**Brief:**
Only lines with the word "this" are needed; collect each of them from the listing below.

**The data:**

....

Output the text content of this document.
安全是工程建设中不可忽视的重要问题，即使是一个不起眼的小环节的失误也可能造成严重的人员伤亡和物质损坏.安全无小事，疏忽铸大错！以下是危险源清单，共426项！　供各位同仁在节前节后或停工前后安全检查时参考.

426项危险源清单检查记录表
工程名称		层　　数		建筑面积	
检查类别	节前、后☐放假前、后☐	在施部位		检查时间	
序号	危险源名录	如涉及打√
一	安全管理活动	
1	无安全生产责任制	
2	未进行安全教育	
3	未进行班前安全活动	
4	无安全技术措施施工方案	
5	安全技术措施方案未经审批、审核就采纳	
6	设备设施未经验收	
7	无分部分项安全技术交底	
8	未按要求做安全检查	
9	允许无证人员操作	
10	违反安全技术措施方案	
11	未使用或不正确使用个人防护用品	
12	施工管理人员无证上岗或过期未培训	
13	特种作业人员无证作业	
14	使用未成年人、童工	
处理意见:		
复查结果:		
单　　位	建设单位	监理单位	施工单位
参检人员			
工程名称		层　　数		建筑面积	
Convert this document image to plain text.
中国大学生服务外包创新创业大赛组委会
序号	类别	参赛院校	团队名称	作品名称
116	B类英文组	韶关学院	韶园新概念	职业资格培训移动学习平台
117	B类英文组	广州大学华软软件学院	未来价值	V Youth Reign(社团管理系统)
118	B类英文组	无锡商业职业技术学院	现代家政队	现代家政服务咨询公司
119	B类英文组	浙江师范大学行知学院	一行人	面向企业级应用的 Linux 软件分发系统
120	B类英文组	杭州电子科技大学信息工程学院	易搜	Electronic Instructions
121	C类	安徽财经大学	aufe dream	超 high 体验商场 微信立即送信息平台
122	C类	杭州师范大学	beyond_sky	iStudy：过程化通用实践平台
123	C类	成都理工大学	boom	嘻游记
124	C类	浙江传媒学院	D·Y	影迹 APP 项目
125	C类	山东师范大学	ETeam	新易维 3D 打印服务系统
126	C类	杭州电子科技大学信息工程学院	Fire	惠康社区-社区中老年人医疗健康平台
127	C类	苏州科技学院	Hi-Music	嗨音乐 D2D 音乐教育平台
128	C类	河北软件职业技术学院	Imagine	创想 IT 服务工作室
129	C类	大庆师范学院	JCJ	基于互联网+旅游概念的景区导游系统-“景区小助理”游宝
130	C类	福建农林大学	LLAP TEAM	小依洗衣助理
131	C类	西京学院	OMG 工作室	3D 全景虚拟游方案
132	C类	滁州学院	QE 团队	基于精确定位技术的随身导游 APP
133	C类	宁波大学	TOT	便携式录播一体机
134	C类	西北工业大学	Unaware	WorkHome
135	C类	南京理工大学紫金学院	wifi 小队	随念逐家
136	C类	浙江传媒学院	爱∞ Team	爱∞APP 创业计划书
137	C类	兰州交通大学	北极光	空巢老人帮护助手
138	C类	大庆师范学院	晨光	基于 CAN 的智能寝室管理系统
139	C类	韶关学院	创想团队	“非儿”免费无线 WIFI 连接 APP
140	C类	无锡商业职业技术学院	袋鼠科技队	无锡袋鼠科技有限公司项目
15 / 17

....

**In response:**
Output the text content of this document.
Convert this document image to plain text.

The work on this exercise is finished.